[CHALLENGE]: Print, exactly and completely, every entry in the data.

[DATASET RECORDS]:
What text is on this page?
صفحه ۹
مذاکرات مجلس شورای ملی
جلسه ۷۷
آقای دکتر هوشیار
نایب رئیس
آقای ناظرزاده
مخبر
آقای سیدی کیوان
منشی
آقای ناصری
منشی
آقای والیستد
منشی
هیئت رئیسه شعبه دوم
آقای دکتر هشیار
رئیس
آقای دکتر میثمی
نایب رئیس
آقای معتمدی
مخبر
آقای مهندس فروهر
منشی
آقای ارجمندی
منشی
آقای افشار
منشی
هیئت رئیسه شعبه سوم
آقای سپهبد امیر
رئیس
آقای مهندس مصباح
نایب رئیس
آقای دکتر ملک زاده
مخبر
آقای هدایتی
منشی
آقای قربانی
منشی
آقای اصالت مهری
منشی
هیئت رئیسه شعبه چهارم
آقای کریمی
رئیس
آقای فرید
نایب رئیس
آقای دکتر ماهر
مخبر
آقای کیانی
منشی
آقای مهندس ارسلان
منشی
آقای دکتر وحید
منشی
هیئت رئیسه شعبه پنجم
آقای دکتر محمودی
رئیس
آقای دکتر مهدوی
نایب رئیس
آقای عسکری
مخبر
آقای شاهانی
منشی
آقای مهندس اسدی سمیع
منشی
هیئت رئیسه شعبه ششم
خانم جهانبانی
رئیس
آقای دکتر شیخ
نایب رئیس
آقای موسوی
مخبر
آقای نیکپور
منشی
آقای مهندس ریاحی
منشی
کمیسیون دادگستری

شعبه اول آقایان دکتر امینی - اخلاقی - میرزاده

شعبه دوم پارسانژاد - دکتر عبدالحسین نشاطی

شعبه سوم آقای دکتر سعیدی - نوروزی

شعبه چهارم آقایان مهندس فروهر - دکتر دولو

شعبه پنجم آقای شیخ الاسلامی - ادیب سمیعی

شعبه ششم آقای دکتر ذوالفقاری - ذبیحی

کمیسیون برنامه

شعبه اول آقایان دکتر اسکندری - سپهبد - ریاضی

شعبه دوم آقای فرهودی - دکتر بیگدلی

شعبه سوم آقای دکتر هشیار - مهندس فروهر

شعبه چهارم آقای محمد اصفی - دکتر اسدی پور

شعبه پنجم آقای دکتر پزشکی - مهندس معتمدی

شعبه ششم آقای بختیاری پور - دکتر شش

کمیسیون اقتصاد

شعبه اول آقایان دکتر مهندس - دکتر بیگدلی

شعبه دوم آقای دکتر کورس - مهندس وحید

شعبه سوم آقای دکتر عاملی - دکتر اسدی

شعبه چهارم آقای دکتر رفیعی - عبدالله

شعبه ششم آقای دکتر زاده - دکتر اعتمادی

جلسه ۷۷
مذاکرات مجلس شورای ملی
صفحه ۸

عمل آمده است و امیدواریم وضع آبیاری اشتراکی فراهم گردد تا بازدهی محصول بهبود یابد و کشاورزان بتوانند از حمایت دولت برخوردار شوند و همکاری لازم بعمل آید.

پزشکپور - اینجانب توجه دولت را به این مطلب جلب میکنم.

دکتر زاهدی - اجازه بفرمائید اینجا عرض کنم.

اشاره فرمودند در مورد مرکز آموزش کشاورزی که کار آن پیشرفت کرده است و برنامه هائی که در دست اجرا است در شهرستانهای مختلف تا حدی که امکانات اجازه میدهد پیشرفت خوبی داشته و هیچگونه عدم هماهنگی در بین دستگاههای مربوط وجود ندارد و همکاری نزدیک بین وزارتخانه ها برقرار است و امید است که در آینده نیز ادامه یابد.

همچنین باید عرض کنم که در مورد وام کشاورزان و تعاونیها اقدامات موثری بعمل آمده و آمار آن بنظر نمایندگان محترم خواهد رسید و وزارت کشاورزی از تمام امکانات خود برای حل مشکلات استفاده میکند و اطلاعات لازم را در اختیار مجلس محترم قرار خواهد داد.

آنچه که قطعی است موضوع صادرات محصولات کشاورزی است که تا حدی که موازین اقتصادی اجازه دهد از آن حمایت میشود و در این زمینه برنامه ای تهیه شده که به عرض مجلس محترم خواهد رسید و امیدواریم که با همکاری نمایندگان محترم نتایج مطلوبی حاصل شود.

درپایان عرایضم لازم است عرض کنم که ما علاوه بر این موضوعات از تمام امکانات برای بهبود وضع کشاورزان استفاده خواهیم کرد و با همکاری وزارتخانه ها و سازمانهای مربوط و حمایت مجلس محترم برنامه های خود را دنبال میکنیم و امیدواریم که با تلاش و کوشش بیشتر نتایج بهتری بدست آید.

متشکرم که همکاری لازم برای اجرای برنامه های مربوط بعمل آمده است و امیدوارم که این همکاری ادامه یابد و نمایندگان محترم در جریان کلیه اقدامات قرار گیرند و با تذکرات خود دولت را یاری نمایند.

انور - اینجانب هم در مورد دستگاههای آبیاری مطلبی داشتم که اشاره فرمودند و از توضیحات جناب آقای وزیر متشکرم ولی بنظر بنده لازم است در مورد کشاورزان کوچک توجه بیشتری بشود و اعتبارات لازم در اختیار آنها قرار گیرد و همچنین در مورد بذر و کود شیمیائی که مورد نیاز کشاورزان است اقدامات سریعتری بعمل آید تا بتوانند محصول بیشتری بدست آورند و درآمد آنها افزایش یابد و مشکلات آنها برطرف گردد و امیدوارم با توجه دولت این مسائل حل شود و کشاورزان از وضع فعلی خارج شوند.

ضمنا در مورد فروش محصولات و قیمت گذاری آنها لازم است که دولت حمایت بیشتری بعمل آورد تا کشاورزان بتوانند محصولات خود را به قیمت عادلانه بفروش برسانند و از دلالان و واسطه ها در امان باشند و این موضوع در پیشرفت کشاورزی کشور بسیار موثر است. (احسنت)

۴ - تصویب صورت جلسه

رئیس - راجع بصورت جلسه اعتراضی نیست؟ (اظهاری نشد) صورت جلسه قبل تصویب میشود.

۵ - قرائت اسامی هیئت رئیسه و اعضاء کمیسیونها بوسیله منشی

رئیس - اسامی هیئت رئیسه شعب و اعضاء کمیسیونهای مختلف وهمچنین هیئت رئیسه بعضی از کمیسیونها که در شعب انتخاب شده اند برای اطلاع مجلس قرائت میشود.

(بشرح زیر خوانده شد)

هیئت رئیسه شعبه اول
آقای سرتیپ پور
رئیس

[REPLY TO THE EXERCISE]:
What text is on this page?
صفحه ۹
مذاکرات مجلس شورای ملی
جلسه ۷۷
آقای دکتر هوشیار
نایب رئیس
آقای ناظرزاده
مخبر
آقای سیدی کیوان
منشی
آقای ناصری
منشی
آقای والیستد
منشی
هیئت رئیسه شعبه دوم
آقای دکتر هشیار
رئیس
آقای دکتر میثمی
نایب رئیس
آقای معتمدی
مخبر
آقای مهندس فروهر
منشی
آقای ارجمندی
منشی
آقای افشار
منشی
هیئت رئیسه شعبه سوم
آقای سپهبد امیر
رئیس
آقای مهندس مصباح
نایب رئیس
آقای دکتر ملک زاده
مخبر
آقای هدایتی
منشی
آقای قربانی
منشی
آقای اصالت مهری
منشی
هیئت رئیسه شعبه چهارم
آقای کریمی
رئیس
آقای فرید
نایب رئیس
آقای دکتر ماهر
مخبر
آقای کیانی
منشی
آقای مهندس ارسلان
منشی
آقای دکتر وحید
منشی
هیئت رئیسه شعبه پنجم
آقای دکتر محمودی
رئیس
آقای دکتر مهدوی
نایب رئیس
آقای عسکری
مخبر
آقای شاهانی
منشی
آقای مهندس اسدی سمیع
منشی
هیئت رئیسه شعبه ششم
خانم جهانبانی
رئیس
آقای دکتر شیخ
نایب رئیس
آقای موسوی
مخبر
آقای نیکپور
منشی
آقای مهندس ریاحی
منشی
کمیسیون دادگستری

شعبه اول آقایان دکتر امینی - اخلاقی - میرزاده

شعبه دوم پارسانژاد - دکتر عبدالحسین نشاطی

شعبه سوم آقای دکتر سعیدی - نوروزی

شعبه چهارم آقایان مهندس فروهر - دکتر دولو

شعبه پنجم آقای شیخ الاسلامی - ادیب سمیعی

شعبه ششم آقای دکتر ذوالفقاری - ذبیحی

کمیسیون برنامه

شعبه اول آقایان دکتر اسکندری - سپهبد - ریاضی

شعبه دوم آقای فرهودی - دکتر بیگدلی

شعبه سوم آقای دکتر هشیار - مهندس فروهر

شعبه چهارم آقای محمد اصفی - دکتر اسدی پور

شعبه پنجم آقای دکتر پزشکی - مهندس معتمدی

شعبه ششم آقای بختیاری پور - دکتر شش

کمیسیون اقتصاد

شعبه اول آقایان دکتر مهندس - دکتر بیگدلی

شعبه دوم آقای دکتر کورس - مهندس وحید

شعبه سوم آقای دکتر عاملی - دکتر اسدی

شعبه چهارم آقای دکتر رفیعی - عبدالله

شعبه ششم آقای دکتر زاده - دکتر اعتمادی

جلسه ۷۷
مذاکرات مجلس شورای ملی
صفحه ۸

عمل آمده است و امیدواریم وضع آبیاری اشتراکی فراهم گردد تا بازدهی محصول بهبود یابد و کشاورزان بتوانند از حمایت دولت برخوردار شوند و همکاری لازم بعمل آید.

پزشکپور - اینجانب توجه دولت را به این مطلب جلب میکنم.

دکتر زاهدی - اجازه بفرمائید اینجا عرض کنم.

اشاره فرمودند در مورد مرکز آموزش کشاورزی که کار آن پیشرفت کرده است و برنامه هائی که در دست اجرا است در شهرستانهای مختلف تا حدی که امکانات اجازه میدهد پیشرفت خوبی داشته و هیچگونه عدم هماهنگی در بین دستگاههای مربوط وجود ندارد و همکاری نزدیک بین وزارتخانه ها برقرار است و امید است که در آینده نیز ادامه یابد.

همچنین باید عرض کنم که در مورد وام کشاورزان و تعاونیها اقدامات موثری بعمل آمده و آمار آن بنظر نمایندگان محترم خواهد رسید و وزارت کشاورزی از تمام امکانات خود برای حل مشکلات استفاده میکند و اطلاعات لازم را در اختیار مجلس محترم قرار خواهد داد.

آنچه که قطعی است موضوع صادرات محصولات کشاورزی است که تا حدی که موازین اقتصادی اجازه دهد از آن حمایت میشود و در این زمینه برنامه ای تهیه شده که به عرض مجلس محترم خواهد رسید و امیدواریم که با همکاری نمایندگان محترم نتایج مطلوبی حاصل شود.

درپایان عرایضم لازم است عرض کنم که ما علاوه بر این موضوعات از تمام امکانات برای بهبود وضع کشاورزان استفاده خواهیم کرد و با همکاری وزارتخانه ها و سازمانهای مربوط و حمایت مجلس محترم برنامه های خود را دنبال میکنیم و امیدواریم که با تلاش و کوشش بیشتر نتایج بهتری بدست آید.

متشکرم که همکاری لازم برای اجرای برنامه های مربوط بعمل آمده است و امیدوارم که این همکاری ادامه یابد و نمایندگان محترم در جریان کلیه اقدامات قرار گیرند و با تذکرات خود دولت را یاری نمایند.

انور - اینجانب هم در مورد دستگاههای آبیاری مطلبی داشتم که اشاره فرمودند و از توضیحات جناب آقای وزیر متشکرم ولی بنظر بنده لازم است در مورد کشاورزان کوچک توجه بیشتری بشود و اعتبارات لازم در اختیار آنها قرار گیرد و همچنین در مورد بذر و کود شیمیائی که مورد نیاز کشاورزان است اقدامات سریعتری بعمل آید تا بتوانند محصول بیشتری بدست آورند و درآمد آنها افزایش یابد و مشکلات آنها برطرف گردد و امیدوارم با توجه دولت این مسائل حل شود و کشاورزان از وضع فعلی خارج شوند.

ضمنا در مورد فروش محصولات و قیمت گذاری آنها لازم است که دولت حمایت بیشتری بعمل آورد تا کشاورزان بتوانند محصولات خود را به قیمت عادلانه بفروش برسانند و از دلالان و واسطه ها در امان باشند و این موضوع در پیشرفت کشاورزی کشور بسیار موثر است. (احسنت)

۴ - تصویب صورت جلسه

رئیس - راجع بصورت جلسه اعتراضی نیست؟ (اظهاری نشد) صورت جلسه قبل تصویب میشود.

۵ - قرائت اسامی هیئت رئیسه و اعضاء کمیسیونها بوسیله منشی

رئیس - اسامی هیئت رئیسه شعب و اعضاء کمیسیونهای مختلف وهمچنین هیئت رئیسه بعضی از کمیسیونها که در شعب انتخاب شده اند برای اطلاع مجلس قرائت میشود.

(بشرح زیر خوانده شد)

هیئت رئیسه شعبه اول
آقای سرتیپ پور
رئیس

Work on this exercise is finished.